• DIRECTIONS: Return the listing below exactly, with the pictures dropped.

• ENTRIES SHOWN:

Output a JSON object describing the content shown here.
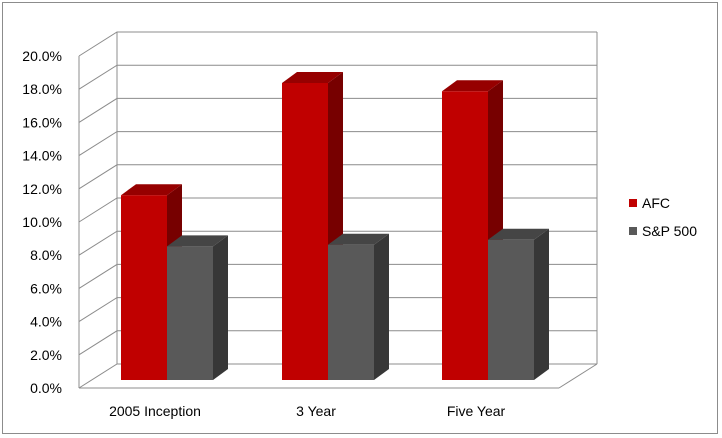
{
  "chart_data": {
    "type": "bar",
    "style": "3d-clustered-column",
    "categories": [
      "2005 Inception",
      "3 Year",
      "Five Year"
    ],
    "series": [
      {
        "name": "AFC",
        "values": [
          11.2,
          18.0,
          17.5
        ],
        "color": "#c00000"
      },
      {
        "name": "S&P 500",
        "values": [
          8.1,
          8.2,
          8.5
        ],
        "color": "#595959"
      }
    ],
    "y_ticks": [
      "0.0%",
      "2.0%",
      "4.0%",
      "6.0%",
      "8.0%",
      "10.0%",
      "12.0%",
      "14.0%",
      "16.0%",
      "18.0%",
      "20.0%"
    ],
    "ylim": [
      0,
      20
    ],
    "grid": true,
    "legend": "right"
  }
}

• TASK ANSWER:
Output a JSON object describing the content shown here.
{
  "chart_data": {
    "type": "bar",
    "style": "3d-clustered-column",
    "categories": [
      "2005 Inception",
      "3 Year",
      "Five Year"
    ],
    "series": [
      {
        "name": "AFC",
        "values": [
          11.2,
          18.0,
          17.5
        ],
        "color": "#c00000"
      },
      {
        "name": "S&P 500",
        "values": [
          8.1,
          8.2,
          8.5
        ],
        "color": "#595959"
      }
    ],
    "y_ticks": [
      "0.0%",
      "2.0%",
      "4.0%",
      "6.0%",
      "8.0%",
      "10.0%",
      "12.0%",
      "14.0%",
      "16.0%",
      "18.0%",
      "20.0%"
    ],
    "ylim": [
      0,
      20
    ],
    "grid": true,
    "legend": "right"
  }
}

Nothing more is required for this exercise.